WRITTEN REQUEST: Every line below that holds the string "Nieletnich" should be copied out.

DATA LINES:
-- Start --

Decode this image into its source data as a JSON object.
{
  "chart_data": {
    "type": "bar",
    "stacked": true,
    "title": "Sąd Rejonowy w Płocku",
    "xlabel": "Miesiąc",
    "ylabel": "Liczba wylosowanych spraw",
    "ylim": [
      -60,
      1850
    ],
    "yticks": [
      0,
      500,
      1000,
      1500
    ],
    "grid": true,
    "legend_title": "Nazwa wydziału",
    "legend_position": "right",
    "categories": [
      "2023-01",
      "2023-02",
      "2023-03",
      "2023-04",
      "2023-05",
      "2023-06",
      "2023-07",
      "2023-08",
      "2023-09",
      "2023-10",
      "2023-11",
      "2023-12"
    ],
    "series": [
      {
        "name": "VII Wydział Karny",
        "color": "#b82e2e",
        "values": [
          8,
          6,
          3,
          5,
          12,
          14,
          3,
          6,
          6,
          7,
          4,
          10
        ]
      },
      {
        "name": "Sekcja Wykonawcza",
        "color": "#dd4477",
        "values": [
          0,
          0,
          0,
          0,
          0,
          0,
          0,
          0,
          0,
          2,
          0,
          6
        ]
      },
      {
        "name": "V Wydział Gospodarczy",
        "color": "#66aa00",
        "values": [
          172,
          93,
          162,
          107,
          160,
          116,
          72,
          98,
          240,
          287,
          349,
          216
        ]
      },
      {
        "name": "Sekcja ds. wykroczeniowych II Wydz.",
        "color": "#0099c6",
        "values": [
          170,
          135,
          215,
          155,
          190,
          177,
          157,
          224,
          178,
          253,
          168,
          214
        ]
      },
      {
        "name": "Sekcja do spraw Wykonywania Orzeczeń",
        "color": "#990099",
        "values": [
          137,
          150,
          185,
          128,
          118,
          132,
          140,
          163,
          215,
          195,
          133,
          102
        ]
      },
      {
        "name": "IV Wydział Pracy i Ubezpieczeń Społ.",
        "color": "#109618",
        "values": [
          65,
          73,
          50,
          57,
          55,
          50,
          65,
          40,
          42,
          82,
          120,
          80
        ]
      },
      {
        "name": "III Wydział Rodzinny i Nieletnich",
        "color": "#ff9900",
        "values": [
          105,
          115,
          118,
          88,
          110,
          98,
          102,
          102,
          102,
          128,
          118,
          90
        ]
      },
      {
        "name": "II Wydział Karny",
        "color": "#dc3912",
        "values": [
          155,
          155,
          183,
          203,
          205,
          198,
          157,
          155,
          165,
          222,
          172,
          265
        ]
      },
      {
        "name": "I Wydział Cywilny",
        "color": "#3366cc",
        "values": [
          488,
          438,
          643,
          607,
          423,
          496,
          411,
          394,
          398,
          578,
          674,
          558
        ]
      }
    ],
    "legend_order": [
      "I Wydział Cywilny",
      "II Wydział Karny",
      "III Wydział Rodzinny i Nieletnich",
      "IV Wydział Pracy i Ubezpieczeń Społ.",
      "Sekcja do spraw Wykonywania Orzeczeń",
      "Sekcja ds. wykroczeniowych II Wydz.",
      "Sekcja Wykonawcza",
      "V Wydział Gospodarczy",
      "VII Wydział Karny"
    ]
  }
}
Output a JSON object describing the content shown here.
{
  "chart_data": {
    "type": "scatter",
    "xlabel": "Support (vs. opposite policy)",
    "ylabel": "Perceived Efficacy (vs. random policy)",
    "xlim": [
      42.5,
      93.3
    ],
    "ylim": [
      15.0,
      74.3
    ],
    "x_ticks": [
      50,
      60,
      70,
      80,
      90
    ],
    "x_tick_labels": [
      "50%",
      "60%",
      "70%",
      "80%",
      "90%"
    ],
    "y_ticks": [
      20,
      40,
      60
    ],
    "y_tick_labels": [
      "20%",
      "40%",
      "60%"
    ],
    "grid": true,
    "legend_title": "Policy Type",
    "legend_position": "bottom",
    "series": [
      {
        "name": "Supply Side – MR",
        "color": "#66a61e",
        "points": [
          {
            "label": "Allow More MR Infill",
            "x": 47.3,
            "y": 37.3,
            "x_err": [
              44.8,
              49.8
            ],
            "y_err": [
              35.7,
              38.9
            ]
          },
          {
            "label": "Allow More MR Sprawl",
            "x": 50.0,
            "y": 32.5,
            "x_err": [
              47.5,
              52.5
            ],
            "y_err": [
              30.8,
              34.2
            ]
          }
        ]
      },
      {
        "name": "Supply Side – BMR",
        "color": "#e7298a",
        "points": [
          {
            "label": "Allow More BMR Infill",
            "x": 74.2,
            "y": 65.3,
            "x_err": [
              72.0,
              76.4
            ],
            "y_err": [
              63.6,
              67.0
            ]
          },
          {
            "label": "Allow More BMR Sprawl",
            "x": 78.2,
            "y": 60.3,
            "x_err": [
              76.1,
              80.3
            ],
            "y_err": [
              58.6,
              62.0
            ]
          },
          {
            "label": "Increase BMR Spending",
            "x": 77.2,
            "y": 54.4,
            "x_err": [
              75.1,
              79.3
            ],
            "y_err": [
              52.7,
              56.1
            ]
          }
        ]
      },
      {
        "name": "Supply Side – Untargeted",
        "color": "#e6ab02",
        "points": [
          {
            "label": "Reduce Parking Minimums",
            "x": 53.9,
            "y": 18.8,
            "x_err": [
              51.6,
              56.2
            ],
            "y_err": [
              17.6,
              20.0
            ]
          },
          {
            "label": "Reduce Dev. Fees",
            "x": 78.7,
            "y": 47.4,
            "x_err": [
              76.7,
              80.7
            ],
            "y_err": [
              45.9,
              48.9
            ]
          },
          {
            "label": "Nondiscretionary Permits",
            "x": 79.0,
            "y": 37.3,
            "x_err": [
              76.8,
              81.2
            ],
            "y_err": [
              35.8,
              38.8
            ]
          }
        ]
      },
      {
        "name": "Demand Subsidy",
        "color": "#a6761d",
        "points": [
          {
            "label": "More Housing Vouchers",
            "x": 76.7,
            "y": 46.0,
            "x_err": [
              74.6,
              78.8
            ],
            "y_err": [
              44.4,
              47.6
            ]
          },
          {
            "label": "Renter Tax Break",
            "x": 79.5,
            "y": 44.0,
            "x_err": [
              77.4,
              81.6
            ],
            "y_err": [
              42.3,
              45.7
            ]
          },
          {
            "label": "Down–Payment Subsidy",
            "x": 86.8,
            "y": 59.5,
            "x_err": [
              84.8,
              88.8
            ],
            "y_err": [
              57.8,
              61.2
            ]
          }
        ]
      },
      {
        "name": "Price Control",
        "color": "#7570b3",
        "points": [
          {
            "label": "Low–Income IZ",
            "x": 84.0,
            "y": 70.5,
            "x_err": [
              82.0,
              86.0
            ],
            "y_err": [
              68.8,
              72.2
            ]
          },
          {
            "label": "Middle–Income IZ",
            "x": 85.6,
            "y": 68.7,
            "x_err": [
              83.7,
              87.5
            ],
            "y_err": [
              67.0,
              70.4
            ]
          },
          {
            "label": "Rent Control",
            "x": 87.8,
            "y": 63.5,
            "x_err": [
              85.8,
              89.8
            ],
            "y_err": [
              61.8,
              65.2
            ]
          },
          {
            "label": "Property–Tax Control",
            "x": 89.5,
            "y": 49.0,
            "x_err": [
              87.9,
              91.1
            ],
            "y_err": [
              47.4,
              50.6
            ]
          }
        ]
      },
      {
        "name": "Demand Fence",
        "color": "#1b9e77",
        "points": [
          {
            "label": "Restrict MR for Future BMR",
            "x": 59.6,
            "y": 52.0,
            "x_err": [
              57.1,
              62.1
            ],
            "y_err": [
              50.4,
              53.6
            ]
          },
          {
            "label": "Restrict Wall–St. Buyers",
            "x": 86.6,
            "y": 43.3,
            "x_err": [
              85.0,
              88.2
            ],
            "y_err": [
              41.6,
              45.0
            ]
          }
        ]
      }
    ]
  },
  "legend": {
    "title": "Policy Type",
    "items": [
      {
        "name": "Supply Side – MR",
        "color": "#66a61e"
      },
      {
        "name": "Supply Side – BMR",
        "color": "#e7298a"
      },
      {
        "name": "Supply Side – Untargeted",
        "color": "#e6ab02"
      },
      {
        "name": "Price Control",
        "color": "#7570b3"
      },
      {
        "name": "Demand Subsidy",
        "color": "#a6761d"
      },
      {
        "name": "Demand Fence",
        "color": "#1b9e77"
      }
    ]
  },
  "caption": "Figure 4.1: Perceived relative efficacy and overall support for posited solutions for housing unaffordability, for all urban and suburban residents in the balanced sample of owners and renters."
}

-- End --

REPLY:
        "name": "III Wydział Rodzinny i Nieletnich",
      "III Wydział Rodzinny i Nieletnich",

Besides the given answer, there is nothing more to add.